==== Task material ====
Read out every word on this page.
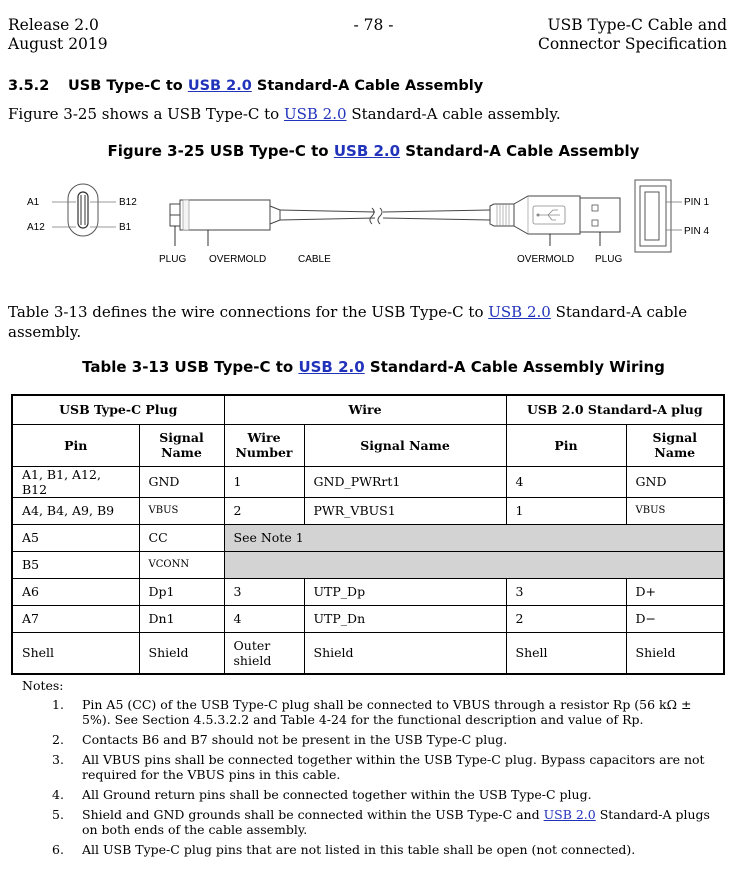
Release 2.0
August 2019
- 78 -	USB Type-C Cable and
Connector Specification
3.5.2 USB Type-C to USB 2.0 Standard-A Cable Assembly
Figure 3-25 shows a USB Type-C to USB 2.0 Standard-A cable assembly.
Figure 3-25 USB Type-C to USB 2.0 Standard-A Cable Assembly
A1
A12
B12
B1
PIN 1
PIN 4
PLUG OVERMOLD	CABLE	OVERMOLD PLUG
Table 3-13 defines the wire connections for the USB Type-C to USB 2.0 Standard-A cable assembly.
Table 3-13 USB Type-C to USB 2.0 Standard-A Cable Assembly Wiring
USB Type-C Plug		Wire		USB 2.0 Standard-A plug	
Pin	Signal Name	Wire Number	Signal Name	Pin	Signal Name
A1, B1, A12, B12	GND	1	GND_PWRrt1	4	GND
A4, B4, A9, B9	VBUS	2	PWR_VBUS1	1	VBUS
A5	CC	See Note 1			
B5	VCONN				
A6	Dp1	3	UTP_Dp	3	D+
A7	Dn1	4	UTP_Dn	2	D−
Shell	Shield	Outer shield	Shield	Shell	Shield
Notes:
1.	Pin A5 (CC) of the USB Type-C plug shall be connected to VBUS through a resistor Rp (56 kΩ ± 5%). See Section 4.5.3.2.2 and Table 4-24 for the functional description and value of Rp.
2.	Contacts B6 and B7 should not be present in the USB Type-C plug.
3.	All VBUS pins shall be connected together within the USB Type-C plug. Bypass capacitors are not required for the VBUS pins in this cable.
4.	All Ground return pins shall be connected together within the USB Type-C plug.
5.	Shield and GND grounds shall be connected within the USB Type-C and USB 2.0 Standard-A plugs on both ends of the cable assembly.
6.	All USB Type-C plug pins that are not listed in this table shall be open (not connected).
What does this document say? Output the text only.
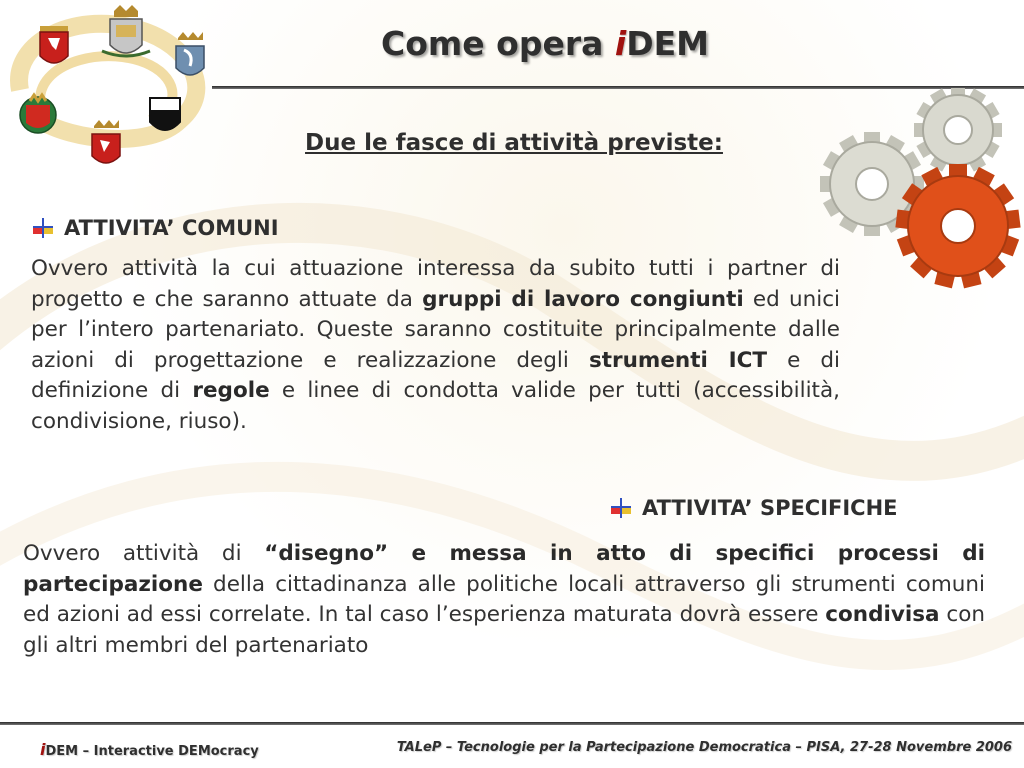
Come opera iDEM
Due le fasce di attività previste:
ATTIVITA’ COMUNI
Ovvero attività la cui attuazione interessa da subito tutti i partner di progetto e che saranno attuate da gruppi di lavoro congiunti ed unici per l’intero partenariato. Queste saranno costituite principalmente dalle azioni di progettazione e realizzazione degli strumenti ICT e di definizione di regole e linee di condotta valide per tutti (accessibilità, condivisione, riuso).
ATTIVITA’ SPECIFICHE
Ovvero attività di “disegno” e messa in atto di specifici processi di partecipazione della cittadinanza alle politiche locali attraverso gli strumenti comuni ed azioni ad essi correlate. In tal caso l’esperienza maturata dovrà essere condivisa con gli altri membri del partenariato
iDEM – Interactive DEMocracy	TALeP – Tecnologie per la Partecipazione Democratica – PISA, 27-28 Novembre 2006
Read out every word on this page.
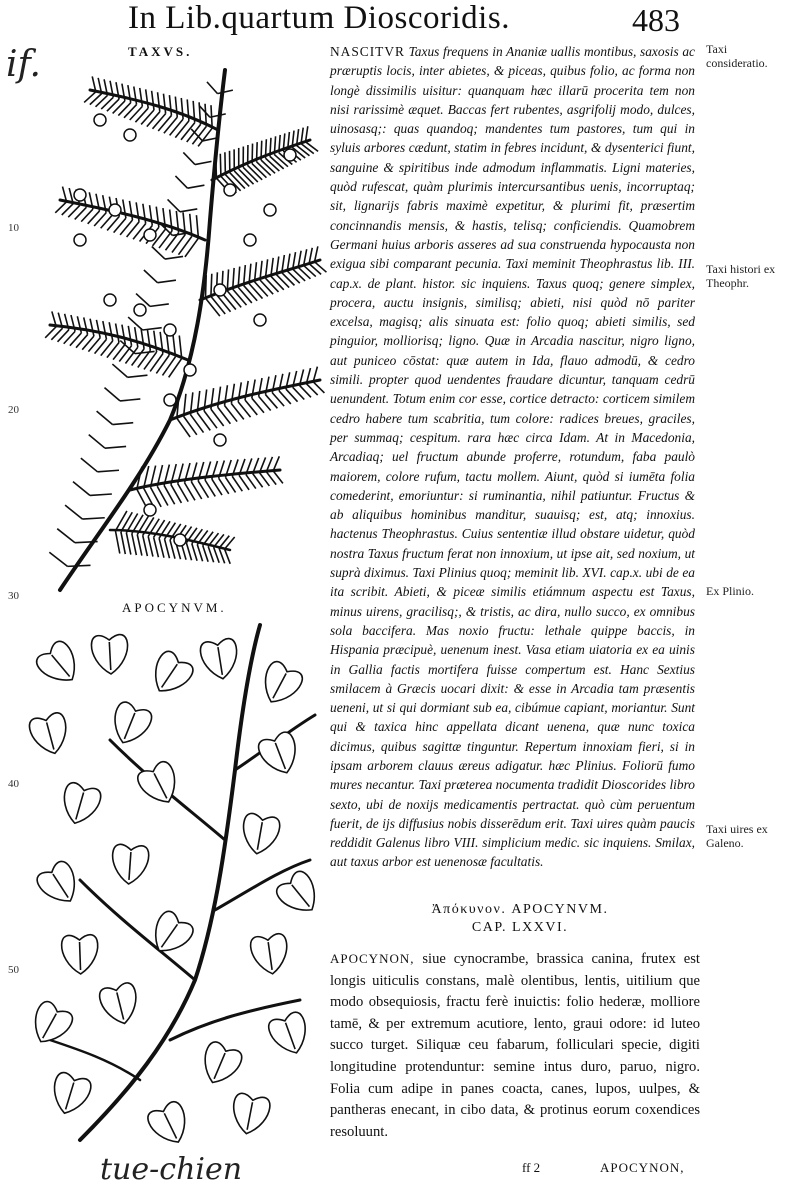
In Lib.quartum Dioscoridis.	483
if.
tue-chien
TAXVS.
APOCYNVM.
10
20
30
40
50

NASCITVR Taxus frequens in Ananiæ uallis montibus, saxosis ac præruptis locis, inter abietes, & piceas, quibus folio, ac forma non longè dissimilis uisitur: quanquam hæc illarū procerita tem non nisi rarissimè æquet. Baccas fert rubentes, asgrifolij modo, dulces, uinosasq;: quas quandoq; mandentes tum pastores, tum qui in syluis arbores cædunt, statim in febres incidunt, & dysenterici fiunt, sanguine & spiritibus inde admodum inflammatis. Ligni materies, quòd rufescat, quàm plurimis intercursantibus uenis, incorruptaq; sit, lignarijs fabris maximè expetitur, & plurimi fit, præsertim concinnandis mensis, & hastis, telisq; conficiendis. Quamobrem Germani huius arboris asseres ad sua construenda hypocausta non exigua sibi comparant pecunia. Taxi meminit Theophrastus lib. III. cap.x. de plant. histor. sic inquiens. Taxus quoq; genere simplex, procera, auctu insignis, similisq; abieti, nisi quòd nō pariter excelsa, magisq; alis sinuata est: folio quoq; abieti similis, sed pinguior, molliorisq; ligno. Quæ in Arcadia nascitur, nigro ligno, aut puniceo cōstat: quæ autem in Ida, flauo admodū, & cedro simili. propter quod uendentes fraudare dicuntur, tanquam cedrū uenundent. Totum enim cor esse, cortice detracto: corticem similem cedro habere tum scabritia, tum colore: radices breues, graciles, per summaq; cespitum. rara hæc circa Idam. At in Macedonia, Arcadiaq; uel fructum abunde proferre, rotundum, faba paulò maiorem, colore rufum, tactu mollem. Aiunt, quòd si iumēta folia comederint, emoriuntur: si ruminantia, nihil patiuntur. Fructus & ab aliquibus hominibus manditur, suauisq; est, atq; innoxius. hactenus Theophrastus. Cuius sententiæ illud obstare uidetur, quòd nostra Taxus fructum ferat non innoxium, ut ipse ait, sed noxium, ut suprà diximus. Taxi Plinius quoq; meminit lib. XVI. cap.x. ubi de ea ita scribit. Abieti, & piceæ similis etiámnum aspectu est Taxus, minus uirens, gracilisq;, & tristis, ac dira, nullo succo, ex omnibus sola baccifera. Mas noxio fructu: lethale quippe baccis, in Hispania præcipuè, uenenum inest. Vasa etiam uiatoria ex ea uinis in Gallia factis mortifera fuisse compertum est. Hanc Sextius smilacem à Græcis uocari dixit: & esse in Arcadia tam præsentis ueneni, ut si qui dormiant sub ea, cibúmue capiant, moriantur. Sunt qui & taxica hinc appellata dicant uenena, quæ nunc toxica dicimus, quibus sagittæ tinguntur. Repertum innoxiam fieri, si in ipsam arborem clauus æreus adigatur. hæc Plinius. Foliorū fumo mures necantur. Taxi præterea nocumenta tradidit Dioscorides libro sexto, ubi de noxijs medicamentis pertractat. quò cùm peruentum fuerit, de ijs diffusius nobis disserēdum erit. Taxi uires quàm paucis reddidit Galenus libro VIII. simplicium medic. sic inquiens. Smilax, aut taxus arbor est uenenosæ facultatis.

Taxi consideratio.
Taxi histori ex Theophr.
Ex Plinio.
Taxi uires ex Galeno.
Ἀπόκυνον. APOCYNVM.
CAP. LXXVI.

APOCYNON, siue cynocrambe, brassica canina, frutex est longis uiticulis constans, malè olentibus, lentis, uitilium que modo obsequiosis, fractu ferè inuictis: folio hederæ, molliore tamē, & per extremum acutiore, lento, graui odore: id luteo succo turget. Siliquæ ceu fabarum, folliculari specie, digiti longitudine protenduntur: semine intus duro, paruo, nigro. Folia cum adipe in panes coacta, canes, lupos, uulpes, & pantheras enecant, in cibo data, & protinus eorum coxendices resoluunt.

ff 2	APOCYNON,
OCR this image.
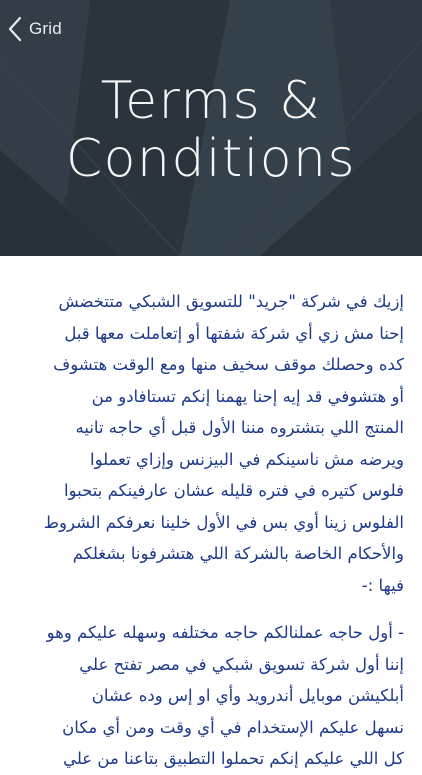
Grid
Terms &
Conditions

إزيك في شركة "جريد" للتسويق الشبكي متتخضش
إحنا مش زي أي شركة شفتها أو إتعاملت معها قبل
كده وحصلك موقف سخيف منها ومع الوقت هتشوف
أو هتشوفي قد إيه إحنا يهمنا إنكم تستافادو من
المنتج اللي بتشتروه مننا الأول قبل أي حاجه تانيه
ويرضه مش ناسينكم في البيزنس وإزاي تعملوا
فلوس كتيره في فتره قليله عشان عارفينكم بتحبوا
الفلوس زينا أوي بس في الأول خلينا نعرفكم الشروط
والأحكام الخاصة بالشركة اللي هتشرفونا بشغلكم
فيها :-

- أول حاجه عملنالكم حاجه مختلفه وسهله عليكم وهو
إننا أول شركة تسويق شبكي في مصر تفتح علي
أبلكيشن موبايل أندرويد وأي او إس وده عشان
نسهل عليكم الإستخدام في أي وقت ومن أي مكان
كل اللي عليكم إنكم تحملوا التطبيق بتاعنا من علي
====
- What the task asks: Copy out the lines in which the string "connected" appears.

- Task solution:
1.	Pin A5 (CC) of the USB Type-C plug shall be connected to VBUS through a resistor Rp (56 kΩ ± 5%). See Section 4.5.3.2.2 and Table 4-24 for the functional description and value of Rp.
3.	All VBUS pins shall be connected together within the USB Type-C plug. Bypass capacitors are not required for the VBUS pins in this cable.
4.	All Ground return pins shall be connected together within the USB Type-C plug.
5.	Shield and GND grounds shall be connected within the USB Type-C and USB 2.0 Standard-A plugs on both ends of the cable assembly.
6.	All USB Type-C plug pins that are not listed in this table shall be open (not connected).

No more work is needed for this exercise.